> **Data shown**:
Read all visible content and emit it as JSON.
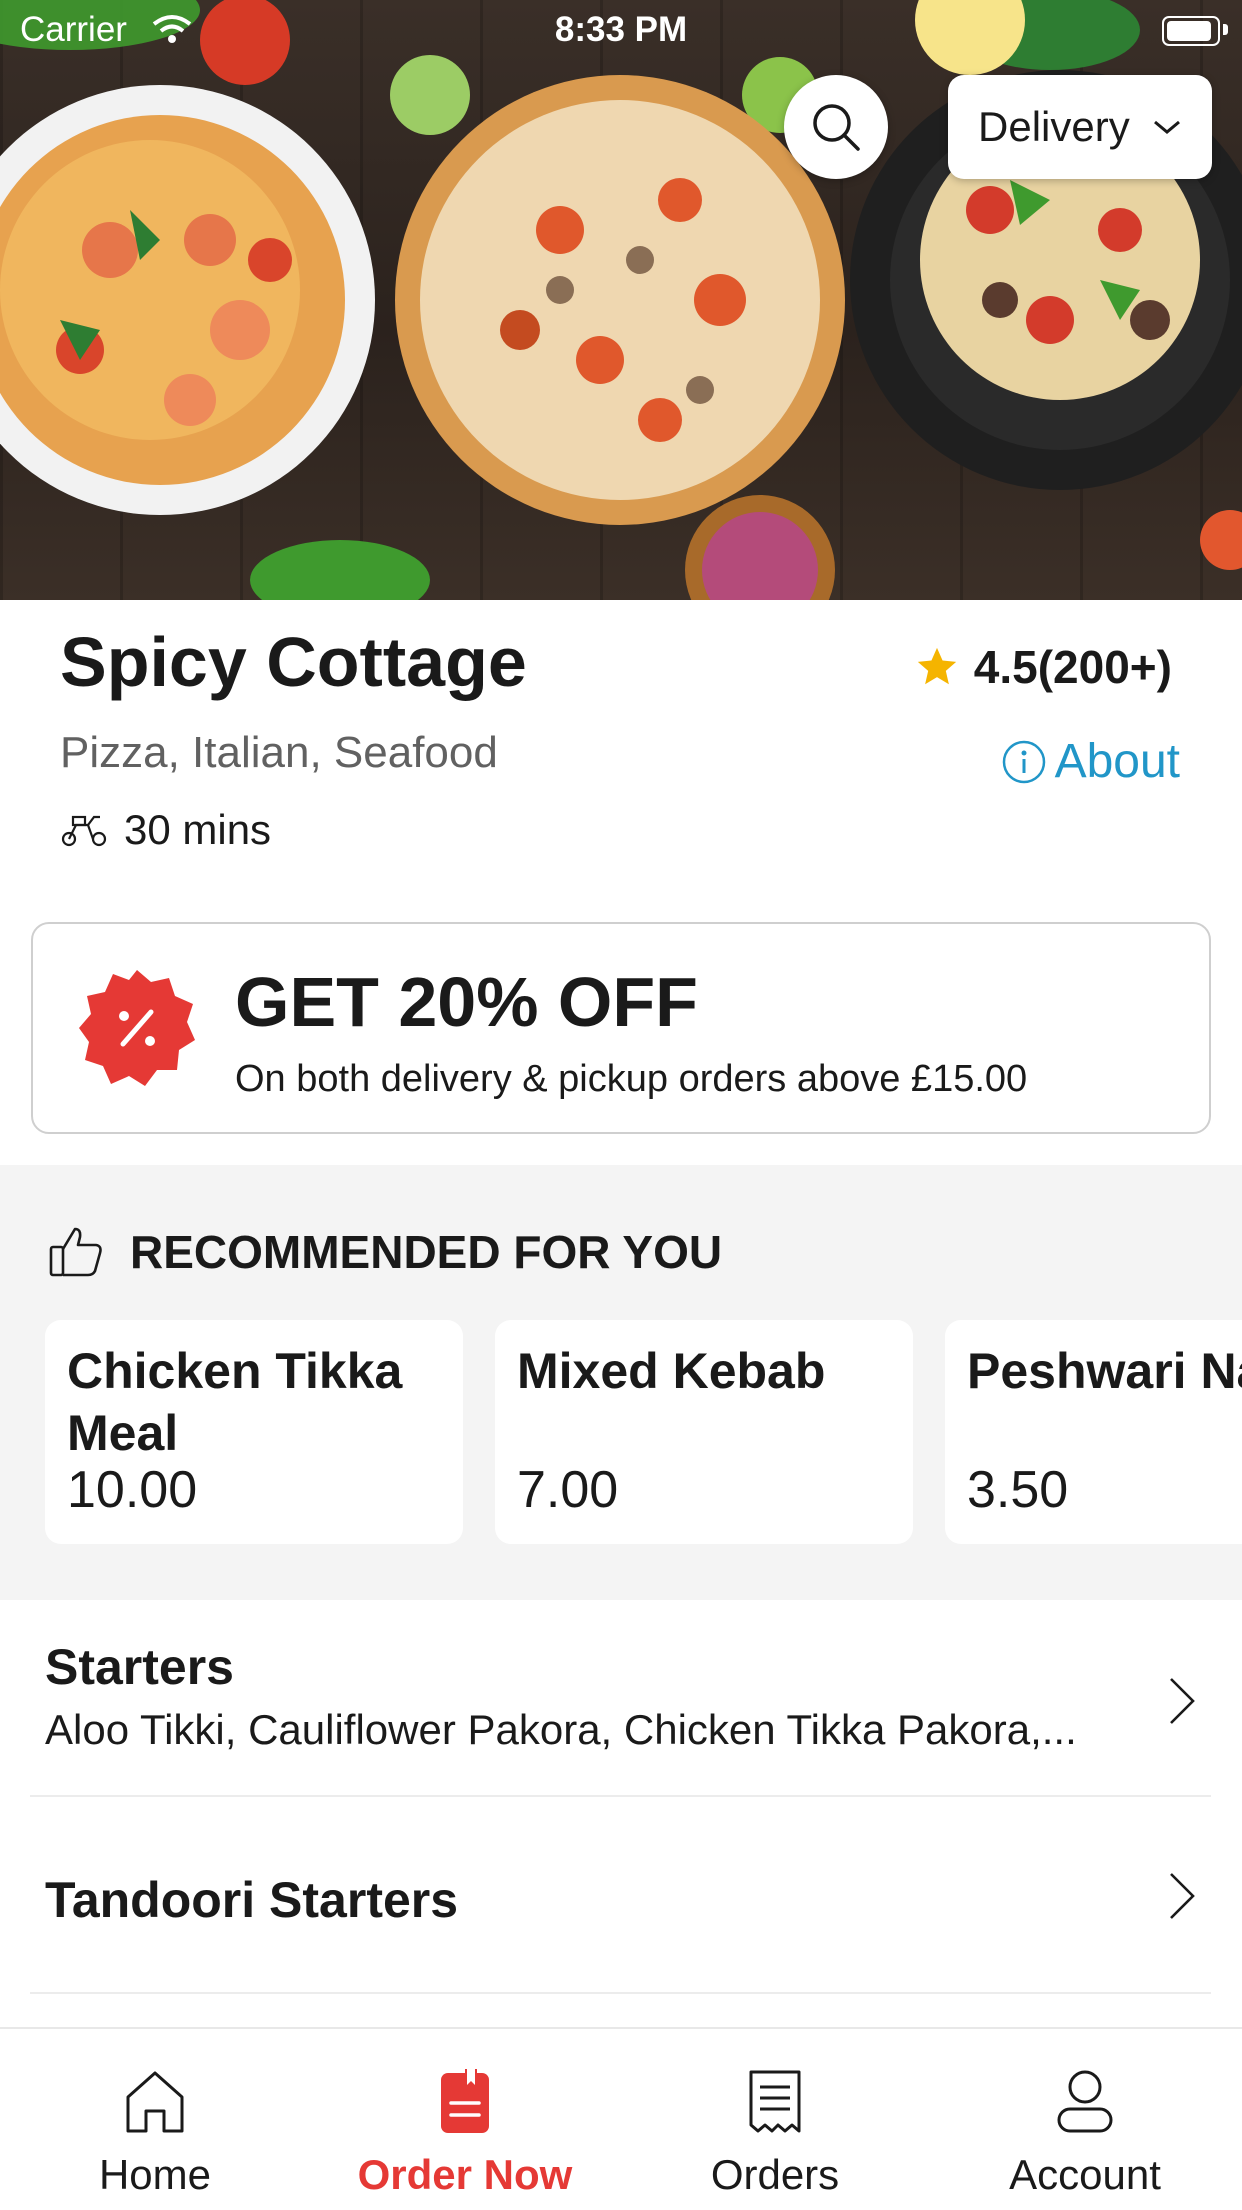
{
  "status_bar": {
    "carrier": "Carrier",
    "time": "8:33 PM"
  },
  "header": {
    "mode_label": "Delivery",
    "search_icon": "search-icon",
    "dropdown_icon": "chevron-down-icon"
  },
  "restaurant": {
    "name": "Spicy Cottage",
    "rating": "4.5(200+)",
    "cuisines": "Pizza, Italian, Seafood",
    "about_label": "About",
    "delivery_time": "30 mins"
  },
  "offer": {
    "headline": "GET 20% OFF",
    "description": "On both delivery & pickup orders above £15.00",
    "badge_icon": "percent-badge-icon",
    "badge_color": "#e53935"
  },
  "recommended": {
    "title": "RECOMMENDED FOR YOU",
    "items": [
      {
        "name": "Chicken Tikka Meal",
        "price": "10.00"
      },
      {
        "name": "Mixed Kebab",
        "price": "7.00"
      },
      {
        "name": "Peshwari Na",
        "price": "3.50"
      }
    ]
  },
  "categories": [
    {
      "name": "Starters",
      "description": "Aloo Tikki, Cauliflower Pakora, Chicken Tikka Pakora,..."
    },
    {
      "name": "Tandoori Starters",
      "description": ""
    }
  ],
  "tabs": [
    {
      "label": "Home",
      "icon": "home-icon"
    },
    {
      "label": "Order Now",
      "icon": "order-now-icon"
    },
    {
      "label": "Orders",
      "icon": "receipt-icon"
    },
    {
      "label": "Account",
      "icon": "user-icon"
    }
  ],
  "colors": {
    "accent": "#e53935",
    "link": "#2196c8",
    "star": "#f5b400"
  }
}
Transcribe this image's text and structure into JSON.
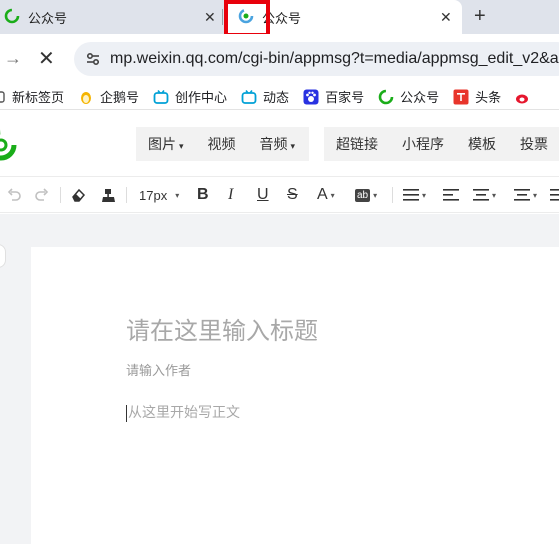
{
  "browser": {
    "tabs": [
      {
        "title": "公众号",
        "close": "✕"
      },
      {
        "title": "公众号",
        "close": "✕"
      }
    ],
    "new_tab": "+",
    "nav": {
      "forward": "→",
      "stop": "✕"
    },
    "url": "mp.weixin.qq.com/cgi-bin/appmsg?t=media/appmsg_edit_v2&a...",
    "bookmarks": [
      {
        "label": "新标签页",
        "icon": "new-tab-icon"
      },
      {
        "label": "企鹅号",
        "icon": "penguin-icon"
      },
      {
        "label": "创作中心",
        "icon": "bilibili-icon"
      },
      {
        "label": "动态",
        "icon": "bilibili-icon"
      },
      {
        "label": "百家号",
        "icon": "baidu-paw-icon"
      },
      {
        "label": "公众号",
        "icon": "wechat-official-icon"
      },
      {
        "label": "头条",
        "icon": "toutiao-icon"
      }
    ],
    "accent_color": "#e8000b"
  },
  "editor": {
    "menu_group_1": [
      {
        "label": "图片",
        "caret": "▾"
      },
      {
        "label": "视频",
        "caret": ""
      },
      {
        "label": "音频",
        "caret": "▾"
      }
    ],
    "menu_group_2": [
      {
        "label": "超链接"
      },
      {
        "label": "小程序"
      },
      {
        "label": "模板"
      },
      {
        "label": "投票"
      }
    ],
    "toolbar": {
      "font_size": "17px",
      "bold": "B",
      "italic": "I",
      "underline": "U",
      "strike": "S",
      "font_color": "A",
      "bg_color": "ab"
    },
    "title_placeholder": "请在这里输入标题",
    "author_placeholder": "请输入作者",
    "body_placeholder": "从这里开始写正文"
  }
}
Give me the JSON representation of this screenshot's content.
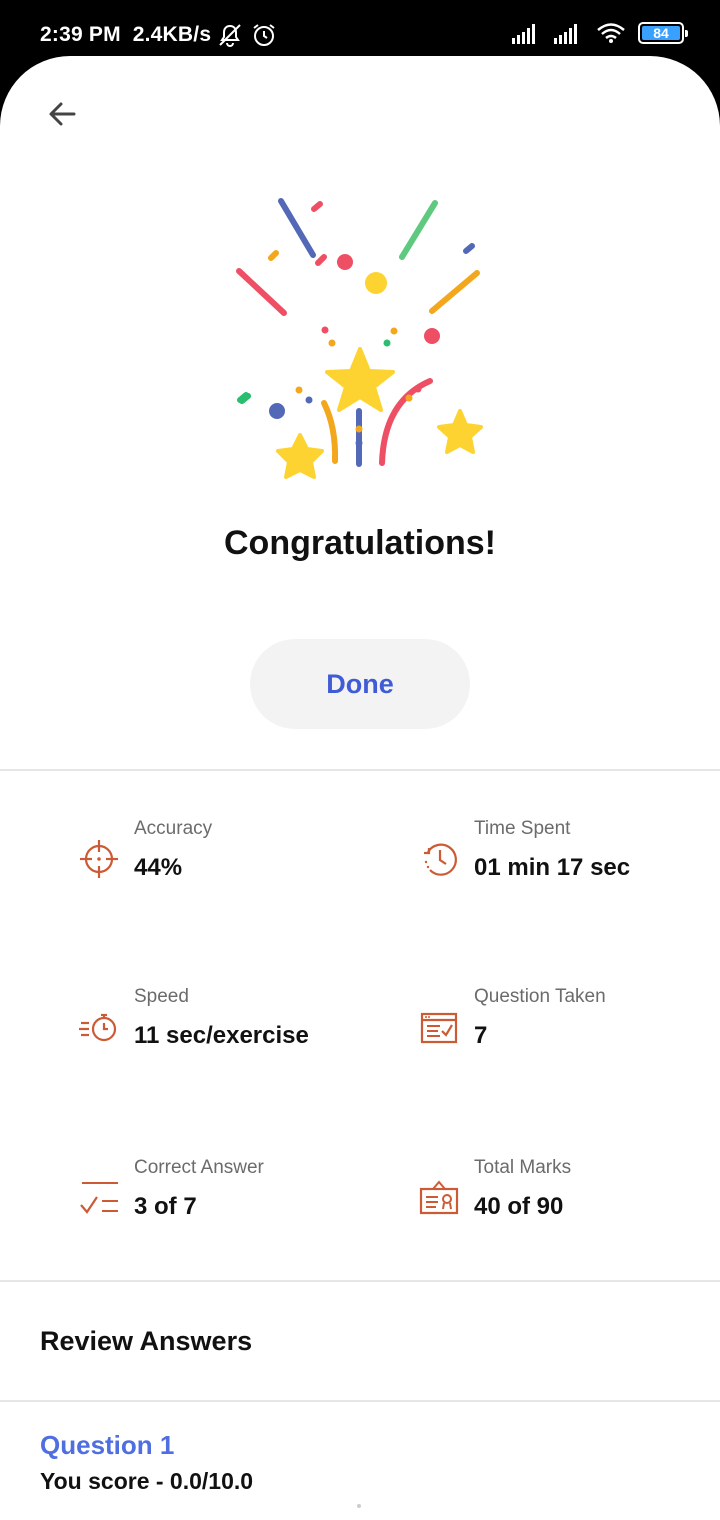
{
  "status_bar": {
    "time": "2:39 PM",
    "net_speed": "2.4KB/s",
    "battery": "84",
    "icons": [
      "mute-bell-icon",
      "alarm-icon",
      "signal-icon",
      "signal-icon",
      "wifi-icon",
      "battery-icon"
    ]
  },
  "header": {
    "back_icon": "arrow-left-icon"
  },
  "hero": {
    "illustration": "confetti-stars-illustration",
    "title": "Congratulations!"
  },
  "done_button": {
    "label": "Done"
  },
  "stats": [
    {
      "icon": "crosshair-icon",
      "label": "Accuracy",
      "value": "44%"
    },
    {
      "icon": "clock-history-icon",
      "label": "Time Spent",
      "value": "01 min 17 sec"
    },
    {
      "icon": "stopwatch-speed-icon",
      "label": "Speed",
      "value": "11 sec/exercise"
    },
    {
      "icon": "checklist-window-icon",
      "label": "Question Taken",
      "value": "7"
    },
    {
      "icon": "check-lines-icon",
      "label": "Correct Answer",
      "value": "3 of 7"
    },
    {
      "icon": "certificate-icon",
      "label": "Total Marks",
      "value": "40 of 90"
    }
  ],
  "review": {
    "title": "Review Answers",
    "questions": [
      {
        "title": "Question 1",
        "score": "You score - 0.0/10.0"
      }
    ]
  },
  "colors": {
    "accent_blue": "#3f5bd6",
    "icon_orange": "#cc5b35",
    "star_yellow": "#fdd331"
  }
}
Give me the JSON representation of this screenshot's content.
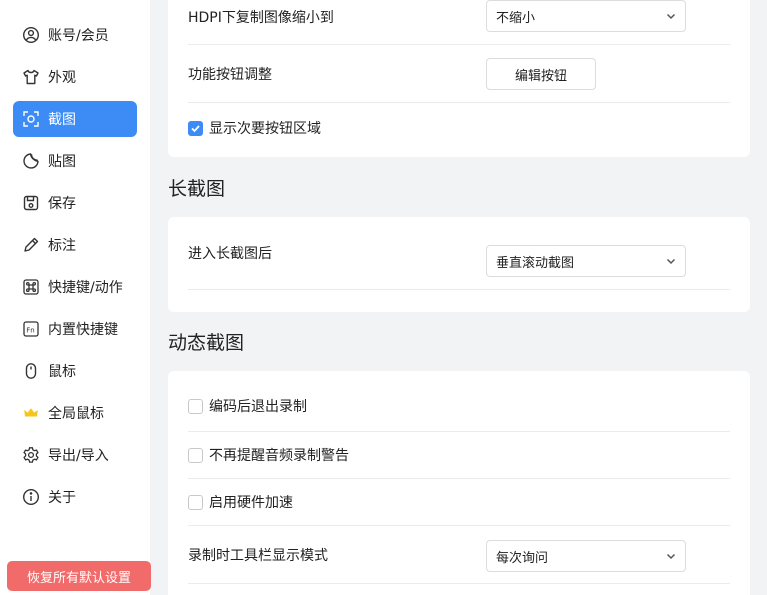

> **Your instructions**: Search the listing for the word "Starters" and return each line that holds it.

> **Solved exercise**:
      "name": "Starters",
      "name": "Tandoori Starters",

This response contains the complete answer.